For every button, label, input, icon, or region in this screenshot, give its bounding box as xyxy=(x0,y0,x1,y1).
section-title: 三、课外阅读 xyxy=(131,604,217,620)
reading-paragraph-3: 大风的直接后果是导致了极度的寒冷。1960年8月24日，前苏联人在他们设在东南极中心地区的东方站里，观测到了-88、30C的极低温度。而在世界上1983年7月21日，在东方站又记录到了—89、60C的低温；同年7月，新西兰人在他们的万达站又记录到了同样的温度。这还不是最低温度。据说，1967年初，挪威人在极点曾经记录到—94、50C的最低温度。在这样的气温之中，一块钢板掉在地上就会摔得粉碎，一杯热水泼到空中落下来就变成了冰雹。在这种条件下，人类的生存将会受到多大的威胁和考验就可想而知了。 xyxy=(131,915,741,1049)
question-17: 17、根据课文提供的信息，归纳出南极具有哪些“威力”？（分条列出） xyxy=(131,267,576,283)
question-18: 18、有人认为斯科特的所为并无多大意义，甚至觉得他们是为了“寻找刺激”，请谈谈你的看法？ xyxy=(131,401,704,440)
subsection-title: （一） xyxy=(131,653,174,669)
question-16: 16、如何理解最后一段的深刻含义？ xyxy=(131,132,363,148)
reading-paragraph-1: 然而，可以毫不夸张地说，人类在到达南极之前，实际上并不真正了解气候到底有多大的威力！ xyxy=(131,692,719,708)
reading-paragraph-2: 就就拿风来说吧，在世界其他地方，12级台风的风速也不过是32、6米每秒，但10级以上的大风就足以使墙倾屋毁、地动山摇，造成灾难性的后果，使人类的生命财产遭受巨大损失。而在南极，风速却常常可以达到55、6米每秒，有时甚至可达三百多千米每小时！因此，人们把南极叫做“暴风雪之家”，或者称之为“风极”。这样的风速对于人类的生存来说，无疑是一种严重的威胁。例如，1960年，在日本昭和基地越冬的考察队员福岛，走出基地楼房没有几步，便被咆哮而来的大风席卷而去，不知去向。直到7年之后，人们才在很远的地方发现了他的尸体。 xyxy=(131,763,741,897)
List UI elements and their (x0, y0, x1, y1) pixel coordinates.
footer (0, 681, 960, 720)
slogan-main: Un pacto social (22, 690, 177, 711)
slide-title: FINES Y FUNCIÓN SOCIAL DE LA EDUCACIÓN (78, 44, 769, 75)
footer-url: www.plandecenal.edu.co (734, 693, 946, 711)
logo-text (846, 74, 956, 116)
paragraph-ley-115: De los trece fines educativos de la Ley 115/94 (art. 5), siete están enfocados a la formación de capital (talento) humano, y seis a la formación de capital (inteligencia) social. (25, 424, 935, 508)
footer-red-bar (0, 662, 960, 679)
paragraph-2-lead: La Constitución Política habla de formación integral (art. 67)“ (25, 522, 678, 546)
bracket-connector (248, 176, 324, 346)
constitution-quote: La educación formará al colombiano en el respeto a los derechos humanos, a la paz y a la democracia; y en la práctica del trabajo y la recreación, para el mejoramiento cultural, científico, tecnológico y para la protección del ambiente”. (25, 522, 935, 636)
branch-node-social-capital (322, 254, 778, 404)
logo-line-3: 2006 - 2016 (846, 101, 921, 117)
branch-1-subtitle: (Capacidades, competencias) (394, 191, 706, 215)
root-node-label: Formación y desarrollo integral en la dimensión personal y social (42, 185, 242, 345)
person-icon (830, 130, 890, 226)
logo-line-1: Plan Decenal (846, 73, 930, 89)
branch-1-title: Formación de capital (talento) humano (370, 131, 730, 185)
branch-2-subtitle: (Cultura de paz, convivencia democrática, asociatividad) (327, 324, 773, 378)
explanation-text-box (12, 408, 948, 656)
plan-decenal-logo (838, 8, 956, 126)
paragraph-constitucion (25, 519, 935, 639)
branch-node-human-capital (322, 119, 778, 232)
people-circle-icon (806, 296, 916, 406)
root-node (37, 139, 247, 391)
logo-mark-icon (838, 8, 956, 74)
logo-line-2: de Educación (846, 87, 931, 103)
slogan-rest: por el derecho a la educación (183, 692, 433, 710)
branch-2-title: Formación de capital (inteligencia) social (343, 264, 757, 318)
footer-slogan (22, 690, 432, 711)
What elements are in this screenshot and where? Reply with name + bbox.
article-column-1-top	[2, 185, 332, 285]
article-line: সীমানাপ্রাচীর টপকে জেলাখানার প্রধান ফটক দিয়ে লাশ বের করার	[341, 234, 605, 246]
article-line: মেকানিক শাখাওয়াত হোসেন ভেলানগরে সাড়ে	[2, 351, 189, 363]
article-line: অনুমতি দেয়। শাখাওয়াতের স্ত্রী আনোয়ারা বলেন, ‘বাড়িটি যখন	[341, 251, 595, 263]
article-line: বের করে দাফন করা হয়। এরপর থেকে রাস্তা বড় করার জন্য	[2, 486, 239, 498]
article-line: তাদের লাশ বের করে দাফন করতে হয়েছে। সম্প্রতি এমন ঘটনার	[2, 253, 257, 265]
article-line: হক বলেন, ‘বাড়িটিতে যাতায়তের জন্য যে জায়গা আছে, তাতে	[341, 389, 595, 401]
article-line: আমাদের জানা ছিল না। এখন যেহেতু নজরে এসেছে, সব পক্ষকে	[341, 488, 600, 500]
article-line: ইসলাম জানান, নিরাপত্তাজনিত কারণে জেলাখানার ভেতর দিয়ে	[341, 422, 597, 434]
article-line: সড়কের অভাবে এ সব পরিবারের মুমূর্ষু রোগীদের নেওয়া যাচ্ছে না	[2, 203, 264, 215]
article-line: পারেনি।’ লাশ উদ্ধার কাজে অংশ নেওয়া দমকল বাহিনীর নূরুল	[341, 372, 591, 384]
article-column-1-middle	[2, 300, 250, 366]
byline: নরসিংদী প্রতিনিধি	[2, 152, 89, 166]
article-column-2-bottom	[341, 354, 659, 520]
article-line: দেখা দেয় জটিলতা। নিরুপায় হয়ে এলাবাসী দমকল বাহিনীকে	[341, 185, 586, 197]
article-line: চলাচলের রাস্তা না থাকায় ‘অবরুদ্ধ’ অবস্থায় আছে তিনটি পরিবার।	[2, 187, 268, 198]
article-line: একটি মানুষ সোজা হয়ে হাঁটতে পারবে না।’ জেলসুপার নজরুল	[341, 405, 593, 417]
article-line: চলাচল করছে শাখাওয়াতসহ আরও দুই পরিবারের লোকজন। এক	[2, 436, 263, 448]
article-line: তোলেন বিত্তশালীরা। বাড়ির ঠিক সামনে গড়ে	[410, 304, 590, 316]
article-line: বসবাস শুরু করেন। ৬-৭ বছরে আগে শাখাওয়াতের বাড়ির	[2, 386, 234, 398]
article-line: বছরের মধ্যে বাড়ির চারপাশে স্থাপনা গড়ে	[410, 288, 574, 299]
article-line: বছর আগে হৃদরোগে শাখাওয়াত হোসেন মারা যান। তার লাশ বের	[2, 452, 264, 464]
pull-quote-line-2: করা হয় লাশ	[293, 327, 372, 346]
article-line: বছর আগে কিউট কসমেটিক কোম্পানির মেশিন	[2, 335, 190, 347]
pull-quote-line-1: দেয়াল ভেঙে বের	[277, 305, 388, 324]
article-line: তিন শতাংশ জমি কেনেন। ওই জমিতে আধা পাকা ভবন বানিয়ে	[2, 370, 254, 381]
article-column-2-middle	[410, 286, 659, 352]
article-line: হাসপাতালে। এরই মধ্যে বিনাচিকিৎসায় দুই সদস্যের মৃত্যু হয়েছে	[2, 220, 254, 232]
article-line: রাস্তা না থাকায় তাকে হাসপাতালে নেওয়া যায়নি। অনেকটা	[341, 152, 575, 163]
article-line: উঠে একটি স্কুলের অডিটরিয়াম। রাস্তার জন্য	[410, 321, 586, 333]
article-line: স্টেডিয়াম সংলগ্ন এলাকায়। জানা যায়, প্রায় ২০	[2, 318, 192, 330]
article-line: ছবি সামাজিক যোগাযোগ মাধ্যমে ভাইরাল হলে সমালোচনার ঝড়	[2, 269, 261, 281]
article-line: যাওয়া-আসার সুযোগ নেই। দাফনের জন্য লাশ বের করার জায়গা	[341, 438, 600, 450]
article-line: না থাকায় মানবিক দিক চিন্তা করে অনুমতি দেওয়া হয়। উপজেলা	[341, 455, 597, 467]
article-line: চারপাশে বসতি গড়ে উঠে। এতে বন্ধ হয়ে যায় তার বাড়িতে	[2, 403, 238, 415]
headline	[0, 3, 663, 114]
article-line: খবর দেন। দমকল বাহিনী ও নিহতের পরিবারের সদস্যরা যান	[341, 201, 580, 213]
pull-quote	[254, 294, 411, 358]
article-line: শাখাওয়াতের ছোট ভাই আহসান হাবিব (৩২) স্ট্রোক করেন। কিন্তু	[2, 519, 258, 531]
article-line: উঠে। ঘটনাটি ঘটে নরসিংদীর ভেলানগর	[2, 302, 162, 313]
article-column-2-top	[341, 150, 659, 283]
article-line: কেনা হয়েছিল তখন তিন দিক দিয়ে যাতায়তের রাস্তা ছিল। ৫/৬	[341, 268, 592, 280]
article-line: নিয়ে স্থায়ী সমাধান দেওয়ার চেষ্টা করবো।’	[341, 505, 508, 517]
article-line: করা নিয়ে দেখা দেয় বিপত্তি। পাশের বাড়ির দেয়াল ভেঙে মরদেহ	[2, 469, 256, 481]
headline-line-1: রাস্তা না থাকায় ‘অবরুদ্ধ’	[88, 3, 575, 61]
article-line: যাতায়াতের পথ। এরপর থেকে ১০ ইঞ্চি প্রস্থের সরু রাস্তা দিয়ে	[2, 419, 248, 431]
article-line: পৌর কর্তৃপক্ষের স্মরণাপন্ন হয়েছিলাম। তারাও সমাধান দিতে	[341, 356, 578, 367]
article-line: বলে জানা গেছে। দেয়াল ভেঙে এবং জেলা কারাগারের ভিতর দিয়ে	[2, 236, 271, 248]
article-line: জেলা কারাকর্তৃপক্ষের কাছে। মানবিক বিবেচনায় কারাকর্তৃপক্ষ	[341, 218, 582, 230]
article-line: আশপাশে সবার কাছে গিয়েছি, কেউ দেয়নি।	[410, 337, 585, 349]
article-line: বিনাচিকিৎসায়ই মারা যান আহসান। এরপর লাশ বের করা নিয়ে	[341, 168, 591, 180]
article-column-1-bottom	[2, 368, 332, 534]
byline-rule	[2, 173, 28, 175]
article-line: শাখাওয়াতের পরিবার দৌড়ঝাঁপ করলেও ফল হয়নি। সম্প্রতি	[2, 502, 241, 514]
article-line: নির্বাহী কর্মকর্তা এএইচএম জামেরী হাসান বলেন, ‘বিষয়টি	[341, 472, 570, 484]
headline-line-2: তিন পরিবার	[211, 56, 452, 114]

● ● ● ● ●

* YOUR OBJECTIVE
Format everything from the first line of the entries above down to the line containing "branch-node-social-capital (322, 254, 778, 404)", inclusive, as a JSON list of strings with one string per line and no blank lines.

* SOLUTION TO THE PROBLEM
[
  "For every button, label, input, icon, or region in this screenshot, give its bounding box as xyxy=(x0,y0,x1,y1).",
  "section-title: 三、课外阅读 xyxy=(131,604,217,620)",
  "reading-paragraph-3: 大风的直接后果是导致了极度的寒冷。1960年8月24日，前苏联人在他们设在东南极中心地区的东方站里，观测到了-88、30C的极低温度。而在世界上1983年7月21日，在东方站又记录到了—89、60C的低温；同年7月，新西兰人在他们的万达站又记录到了同样的温度。这还不是最低温度。据说，1967年初，挪威人在极点曾经记录到—94、50C的最低温度。在这样的气温之中，一块钢板掉在地上就会摔得粉碎，一杯热水泼到空中落下来就变成了冰雹。在这种条件下，人类的生存将会受到多大的威胁和考验就可想而知了。 xyxy=(131,915,741,1049)",
  "question-17: 17、根据课文提供的信息，归纳出南极具有哪些“威力”？（分条列出） xyxy=(131,267,576,283)",
  "question-18: 18、有人认为斯科特的所为并无多大意义，甚至觉得他们是为了“寻找刺激”，请谈谈你的看法？ xyxy=(131,401,704,440)",
  "subsection-title: （一） xyxy=(131,653,174,669)",
  "question-16: 16、如何理解最后一段的深刻含义？ xyxy=(131,132,363,148)",
  "reading-paragraph-1: 然而，可以毫不夸张地说，人类在到达南极之前，实际上并不真正了解气候到底有多大的威力！ xyxy=(131,692,719,708)",
  "reading-paragraph-2: 就就拿风来说吧，在世界其他地方，12级台风的风速也不过是32、6米每秒，但10级以上的大风就足以使墙倾屋毁、地动山摇，造成灾难性的后果，使人类的生命财产遭受巨大损失。而在南极，风速却常常可以达到55、6米每秒，有时甚至可达三百多千米每小时！因此，人们把南极叫做“暴风雪之家”，或者称之为“风极”。这样的风速对于人类的生存来说，无疑是一种严重的威胁。例如，1960年，在日本昭和基地越冬的考察队员福岛，走出基地楼房没有几步，便被咆哮而来的大风席卷而去，不知去向。直到7年之后，人们才在很远的地方发现了他的尸体。 xyxy=(131,763,741,897)",
  "List UI elements and their (x0, y0, x1, y1) pixel coordinates.",
  "footer (0, 681, 960, 720)",
  "slogan-main: Un pacto social (22, 690, 177, 711)",
  "slide-title: FINES Y FUNCIÓN SOCIAL DE LA EDUCACIÓN (78, 44, 769, 75)",
  "footer-url: www.plandecenal.edu.co (734, 693, 946, 711)",
  "logo-text (846, 74, 956, 116)",
  "paragraph-ley-115: De los trece fines educativos de la Ley 115/94 (art. 5), siete están enfocados a la formación de capital (talento) humano, y seis a la formación de capital (inteligencia) social. (25, 424, 935, 508)",
  "footer-red-bar (0, 662, 960, 679)",
  "paragraph-2-lead: La Constitución Política habla de formación integral (art. 67)“ (25, 522, 678, 546)",
  "bracket-connector (248, 176, 324, 346)",
  "constitution-quote: La educación formará al colombiano en el respeto a los derechos humanos, a la paz y a la democracia; y en la práctica del trabajo y la recreación, para el mejoramiento cultural, científico, tecnológico y para la protección del ambiente”. (25, 522, 935, 636)",
  "branch-node-social-capital (322, 254, 778, 404)"
]